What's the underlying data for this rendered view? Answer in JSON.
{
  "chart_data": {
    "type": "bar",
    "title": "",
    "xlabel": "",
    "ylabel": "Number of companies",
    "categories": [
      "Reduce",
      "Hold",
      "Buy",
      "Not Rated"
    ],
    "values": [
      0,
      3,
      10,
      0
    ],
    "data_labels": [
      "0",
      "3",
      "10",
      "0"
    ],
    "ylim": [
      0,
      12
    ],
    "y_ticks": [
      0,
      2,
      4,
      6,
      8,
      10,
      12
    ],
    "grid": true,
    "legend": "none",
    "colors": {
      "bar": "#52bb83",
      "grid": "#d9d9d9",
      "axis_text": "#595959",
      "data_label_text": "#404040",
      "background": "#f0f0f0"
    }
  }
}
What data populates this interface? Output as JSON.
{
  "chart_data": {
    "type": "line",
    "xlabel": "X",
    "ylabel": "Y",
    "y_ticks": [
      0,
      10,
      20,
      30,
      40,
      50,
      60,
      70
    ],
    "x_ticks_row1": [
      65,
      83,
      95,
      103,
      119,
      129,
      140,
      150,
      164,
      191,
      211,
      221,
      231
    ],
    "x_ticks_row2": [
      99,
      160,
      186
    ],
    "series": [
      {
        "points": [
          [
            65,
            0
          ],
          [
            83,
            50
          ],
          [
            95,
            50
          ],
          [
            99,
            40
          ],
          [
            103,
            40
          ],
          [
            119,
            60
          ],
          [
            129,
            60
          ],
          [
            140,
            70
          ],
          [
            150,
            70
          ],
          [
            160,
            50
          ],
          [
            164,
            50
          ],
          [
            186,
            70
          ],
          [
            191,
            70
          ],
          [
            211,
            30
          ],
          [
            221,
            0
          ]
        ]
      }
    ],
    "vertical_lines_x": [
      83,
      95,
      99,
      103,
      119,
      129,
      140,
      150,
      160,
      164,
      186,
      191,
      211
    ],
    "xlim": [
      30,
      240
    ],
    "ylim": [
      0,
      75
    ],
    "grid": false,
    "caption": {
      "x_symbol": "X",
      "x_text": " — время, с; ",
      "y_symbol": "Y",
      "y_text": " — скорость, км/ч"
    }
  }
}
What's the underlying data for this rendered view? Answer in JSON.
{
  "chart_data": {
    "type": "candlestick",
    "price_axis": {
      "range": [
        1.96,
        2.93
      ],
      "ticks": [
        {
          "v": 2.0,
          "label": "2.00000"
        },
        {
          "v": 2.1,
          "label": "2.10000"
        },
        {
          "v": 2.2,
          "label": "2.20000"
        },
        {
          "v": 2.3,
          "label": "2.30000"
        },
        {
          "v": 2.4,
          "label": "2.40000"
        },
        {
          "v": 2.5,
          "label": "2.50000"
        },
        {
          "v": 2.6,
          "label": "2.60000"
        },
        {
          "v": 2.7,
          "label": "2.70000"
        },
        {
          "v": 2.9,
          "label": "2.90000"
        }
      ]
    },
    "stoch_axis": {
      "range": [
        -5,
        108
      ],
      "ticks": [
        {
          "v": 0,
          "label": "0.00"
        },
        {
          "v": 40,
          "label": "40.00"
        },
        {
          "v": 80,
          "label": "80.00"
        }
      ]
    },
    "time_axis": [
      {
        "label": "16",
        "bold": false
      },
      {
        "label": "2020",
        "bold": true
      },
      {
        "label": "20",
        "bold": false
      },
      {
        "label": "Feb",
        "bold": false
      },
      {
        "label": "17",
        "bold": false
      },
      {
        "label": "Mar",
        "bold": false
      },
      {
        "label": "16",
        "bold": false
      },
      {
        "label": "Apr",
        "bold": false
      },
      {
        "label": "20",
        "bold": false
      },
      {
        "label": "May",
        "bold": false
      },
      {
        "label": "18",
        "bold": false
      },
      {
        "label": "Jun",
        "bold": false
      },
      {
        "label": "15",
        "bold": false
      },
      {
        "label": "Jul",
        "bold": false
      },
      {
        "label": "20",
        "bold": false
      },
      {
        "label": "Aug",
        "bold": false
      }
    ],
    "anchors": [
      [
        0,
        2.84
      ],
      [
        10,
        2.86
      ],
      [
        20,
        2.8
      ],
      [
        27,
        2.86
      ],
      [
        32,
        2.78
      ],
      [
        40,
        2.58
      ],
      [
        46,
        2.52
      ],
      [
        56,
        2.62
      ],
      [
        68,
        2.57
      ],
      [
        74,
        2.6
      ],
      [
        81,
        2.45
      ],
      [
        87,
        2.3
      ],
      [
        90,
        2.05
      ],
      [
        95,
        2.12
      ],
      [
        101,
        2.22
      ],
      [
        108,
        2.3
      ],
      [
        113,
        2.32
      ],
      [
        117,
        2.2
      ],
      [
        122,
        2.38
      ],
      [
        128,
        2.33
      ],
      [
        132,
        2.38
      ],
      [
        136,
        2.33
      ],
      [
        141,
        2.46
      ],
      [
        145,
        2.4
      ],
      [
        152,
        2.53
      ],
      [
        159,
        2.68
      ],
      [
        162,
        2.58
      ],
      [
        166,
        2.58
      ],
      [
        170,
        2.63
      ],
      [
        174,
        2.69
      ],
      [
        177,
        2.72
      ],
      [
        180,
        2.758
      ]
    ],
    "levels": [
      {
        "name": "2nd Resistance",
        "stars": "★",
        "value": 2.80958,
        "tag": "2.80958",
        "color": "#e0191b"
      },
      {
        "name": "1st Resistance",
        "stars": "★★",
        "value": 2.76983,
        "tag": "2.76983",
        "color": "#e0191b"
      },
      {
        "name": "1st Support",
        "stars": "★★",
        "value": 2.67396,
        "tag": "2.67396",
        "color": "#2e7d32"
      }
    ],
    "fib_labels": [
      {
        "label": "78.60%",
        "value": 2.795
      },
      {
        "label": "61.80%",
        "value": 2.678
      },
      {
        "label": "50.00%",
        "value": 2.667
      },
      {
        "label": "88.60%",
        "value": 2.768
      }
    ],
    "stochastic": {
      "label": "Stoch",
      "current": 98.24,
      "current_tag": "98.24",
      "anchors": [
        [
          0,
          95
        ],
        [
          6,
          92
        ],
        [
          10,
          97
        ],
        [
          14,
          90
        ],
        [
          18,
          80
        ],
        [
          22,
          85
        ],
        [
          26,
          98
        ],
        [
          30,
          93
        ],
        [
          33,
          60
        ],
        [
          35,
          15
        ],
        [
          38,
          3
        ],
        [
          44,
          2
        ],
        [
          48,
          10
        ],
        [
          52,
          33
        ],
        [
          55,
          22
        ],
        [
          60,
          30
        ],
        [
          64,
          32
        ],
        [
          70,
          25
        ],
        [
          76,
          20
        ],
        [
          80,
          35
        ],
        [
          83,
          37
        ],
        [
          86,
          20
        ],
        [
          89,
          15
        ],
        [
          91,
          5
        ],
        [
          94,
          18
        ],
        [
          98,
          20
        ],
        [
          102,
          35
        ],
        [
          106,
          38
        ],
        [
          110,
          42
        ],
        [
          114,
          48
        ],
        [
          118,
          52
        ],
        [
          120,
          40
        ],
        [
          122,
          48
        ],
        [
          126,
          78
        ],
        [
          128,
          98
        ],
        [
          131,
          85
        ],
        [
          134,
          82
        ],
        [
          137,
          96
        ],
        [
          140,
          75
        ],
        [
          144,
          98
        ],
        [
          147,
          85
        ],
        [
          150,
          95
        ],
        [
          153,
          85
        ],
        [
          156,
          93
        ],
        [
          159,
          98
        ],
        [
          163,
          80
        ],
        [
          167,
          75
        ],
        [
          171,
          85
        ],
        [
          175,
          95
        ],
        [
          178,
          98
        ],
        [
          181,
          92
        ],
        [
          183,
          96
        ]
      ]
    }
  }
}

-------

THE REQUEST:
From the records above, pick out and copy each line holding the word "Resistance".

RESPONSE TO THE EXERCISE:
        "name": "2nd Resistance",
        "name": "1st Resistance",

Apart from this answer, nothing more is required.